== What to do ==
Copy each line of the material below that includes the string "data".

== Supplied records ==
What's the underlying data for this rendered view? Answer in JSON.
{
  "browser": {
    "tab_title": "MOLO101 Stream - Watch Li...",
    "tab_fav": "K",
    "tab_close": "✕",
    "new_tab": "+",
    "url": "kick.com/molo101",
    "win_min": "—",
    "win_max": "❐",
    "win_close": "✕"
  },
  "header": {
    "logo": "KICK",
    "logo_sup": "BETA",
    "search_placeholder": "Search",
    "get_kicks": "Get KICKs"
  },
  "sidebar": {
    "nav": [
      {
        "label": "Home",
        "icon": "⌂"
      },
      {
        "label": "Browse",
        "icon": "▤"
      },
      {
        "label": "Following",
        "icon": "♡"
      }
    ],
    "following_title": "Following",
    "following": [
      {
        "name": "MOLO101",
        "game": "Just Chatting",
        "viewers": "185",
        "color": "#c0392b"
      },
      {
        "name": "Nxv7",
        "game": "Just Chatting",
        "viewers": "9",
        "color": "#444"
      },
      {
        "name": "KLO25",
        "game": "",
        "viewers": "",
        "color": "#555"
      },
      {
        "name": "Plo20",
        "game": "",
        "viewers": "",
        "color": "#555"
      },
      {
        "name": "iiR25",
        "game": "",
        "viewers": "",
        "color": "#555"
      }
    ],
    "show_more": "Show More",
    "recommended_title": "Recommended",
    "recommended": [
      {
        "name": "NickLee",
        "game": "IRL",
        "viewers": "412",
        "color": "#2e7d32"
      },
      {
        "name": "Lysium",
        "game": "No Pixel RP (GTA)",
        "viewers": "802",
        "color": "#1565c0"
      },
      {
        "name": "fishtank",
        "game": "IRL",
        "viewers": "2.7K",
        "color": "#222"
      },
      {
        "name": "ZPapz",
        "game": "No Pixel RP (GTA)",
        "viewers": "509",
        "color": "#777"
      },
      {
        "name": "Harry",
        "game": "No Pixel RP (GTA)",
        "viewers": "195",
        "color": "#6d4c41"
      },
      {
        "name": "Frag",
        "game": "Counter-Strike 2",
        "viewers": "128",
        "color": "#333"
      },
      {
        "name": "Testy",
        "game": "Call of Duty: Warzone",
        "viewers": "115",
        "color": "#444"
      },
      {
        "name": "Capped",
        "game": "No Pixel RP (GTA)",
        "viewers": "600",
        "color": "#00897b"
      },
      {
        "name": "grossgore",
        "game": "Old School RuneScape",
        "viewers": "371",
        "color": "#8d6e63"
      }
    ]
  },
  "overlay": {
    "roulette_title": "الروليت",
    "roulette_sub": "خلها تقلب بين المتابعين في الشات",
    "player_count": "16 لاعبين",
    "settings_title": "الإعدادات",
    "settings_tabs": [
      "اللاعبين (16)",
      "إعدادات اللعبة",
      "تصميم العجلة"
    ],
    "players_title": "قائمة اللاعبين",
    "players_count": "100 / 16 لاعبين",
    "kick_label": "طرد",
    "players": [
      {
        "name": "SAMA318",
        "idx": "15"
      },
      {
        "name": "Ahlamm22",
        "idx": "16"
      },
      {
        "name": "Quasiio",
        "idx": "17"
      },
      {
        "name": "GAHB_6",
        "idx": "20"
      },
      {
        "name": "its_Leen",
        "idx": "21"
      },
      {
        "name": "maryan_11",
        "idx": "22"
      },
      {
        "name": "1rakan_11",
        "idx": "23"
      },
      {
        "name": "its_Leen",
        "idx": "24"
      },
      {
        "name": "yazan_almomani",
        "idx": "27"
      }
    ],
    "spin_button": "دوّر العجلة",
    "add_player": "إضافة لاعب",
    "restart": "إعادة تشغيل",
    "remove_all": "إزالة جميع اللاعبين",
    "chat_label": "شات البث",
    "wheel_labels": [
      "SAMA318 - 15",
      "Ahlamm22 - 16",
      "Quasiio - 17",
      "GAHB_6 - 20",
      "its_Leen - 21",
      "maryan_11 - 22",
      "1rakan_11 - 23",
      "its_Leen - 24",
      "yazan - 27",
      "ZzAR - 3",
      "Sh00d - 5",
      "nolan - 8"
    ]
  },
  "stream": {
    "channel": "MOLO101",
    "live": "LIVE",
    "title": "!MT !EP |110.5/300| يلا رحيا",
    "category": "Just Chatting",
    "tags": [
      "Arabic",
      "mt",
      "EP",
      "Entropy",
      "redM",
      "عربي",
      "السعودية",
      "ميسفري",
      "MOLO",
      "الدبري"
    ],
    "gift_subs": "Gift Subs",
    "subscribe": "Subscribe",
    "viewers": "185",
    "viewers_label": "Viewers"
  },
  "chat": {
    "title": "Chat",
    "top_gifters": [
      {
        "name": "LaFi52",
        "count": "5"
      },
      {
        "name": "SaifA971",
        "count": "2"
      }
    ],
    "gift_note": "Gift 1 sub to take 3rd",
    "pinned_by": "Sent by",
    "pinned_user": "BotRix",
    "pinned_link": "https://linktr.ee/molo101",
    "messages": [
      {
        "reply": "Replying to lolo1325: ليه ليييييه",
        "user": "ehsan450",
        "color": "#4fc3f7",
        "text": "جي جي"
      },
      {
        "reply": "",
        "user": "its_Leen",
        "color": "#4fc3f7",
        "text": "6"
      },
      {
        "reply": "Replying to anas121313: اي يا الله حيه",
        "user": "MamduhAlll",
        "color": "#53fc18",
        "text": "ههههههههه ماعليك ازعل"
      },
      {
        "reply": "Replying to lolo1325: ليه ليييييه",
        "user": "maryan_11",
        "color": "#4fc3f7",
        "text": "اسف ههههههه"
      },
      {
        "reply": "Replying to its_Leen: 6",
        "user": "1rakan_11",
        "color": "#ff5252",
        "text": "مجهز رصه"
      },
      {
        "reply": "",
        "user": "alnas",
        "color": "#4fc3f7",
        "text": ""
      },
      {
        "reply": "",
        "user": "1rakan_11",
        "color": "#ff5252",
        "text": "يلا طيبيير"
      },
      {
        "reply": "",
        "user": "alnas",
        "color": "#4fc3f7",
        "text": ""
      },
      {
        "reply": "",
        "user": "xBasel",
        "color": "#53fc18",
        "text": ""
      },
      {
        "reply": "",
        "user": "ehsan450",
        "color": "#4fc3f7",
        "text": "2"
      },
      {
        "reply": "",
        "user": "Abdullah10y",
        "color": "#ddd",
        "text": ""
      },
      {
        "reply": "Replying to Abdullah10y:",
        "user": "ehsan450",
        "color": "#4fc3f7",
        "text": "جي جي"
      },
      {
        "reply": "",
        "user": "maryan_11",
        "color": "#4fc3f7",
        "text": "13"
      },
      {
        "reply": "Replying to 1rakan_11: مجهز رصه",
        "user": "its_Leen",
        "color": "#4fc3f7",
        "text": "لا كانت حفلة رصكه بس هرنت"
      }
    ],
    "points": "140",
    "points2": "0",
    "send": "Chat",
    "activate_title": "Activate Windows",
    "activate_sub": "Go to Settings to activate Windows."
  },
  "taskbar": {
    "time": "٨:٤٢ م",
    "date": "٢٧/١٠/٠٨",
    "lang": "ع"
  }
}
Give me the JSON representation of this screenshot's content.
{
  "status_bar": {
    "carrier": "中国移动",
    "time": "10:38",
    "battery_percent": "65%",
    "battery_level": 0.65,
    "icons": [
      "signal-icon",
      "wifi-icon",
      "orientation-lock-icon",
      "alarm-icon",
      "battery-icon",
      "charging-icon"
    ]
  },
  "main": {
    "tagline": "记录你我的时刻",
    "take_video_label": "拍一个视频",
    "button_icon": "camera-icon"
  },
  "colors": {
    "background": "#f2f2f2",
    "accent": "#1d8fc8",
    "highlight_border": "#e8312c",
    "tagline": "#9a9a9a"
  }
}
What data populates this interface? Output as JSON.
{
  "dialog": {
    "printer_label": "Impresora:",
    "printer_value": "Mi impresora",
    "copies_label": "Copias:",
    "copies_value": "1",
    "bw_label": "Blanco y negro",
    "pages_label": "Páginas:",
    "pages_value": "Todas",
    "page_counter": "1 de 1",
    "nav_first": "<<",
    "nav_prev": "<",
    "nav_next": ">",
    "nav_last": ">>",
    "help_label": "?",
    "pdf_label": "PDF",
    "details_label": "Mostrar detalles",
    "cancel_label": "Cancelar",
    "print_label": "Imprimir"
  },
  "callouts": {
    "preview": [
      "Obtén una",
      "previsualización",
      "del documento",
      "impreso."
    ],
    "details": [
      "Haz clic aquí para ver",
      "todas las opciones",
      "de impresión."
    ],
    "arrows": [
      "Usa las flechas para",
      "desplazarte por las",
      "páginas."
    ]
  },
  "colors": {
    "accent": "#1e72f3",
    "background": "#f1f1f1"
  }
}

== Answer for the task ==
What's the underlying data for this rendered view? Answer in JSON.
What data populates this interface? Output as JSON.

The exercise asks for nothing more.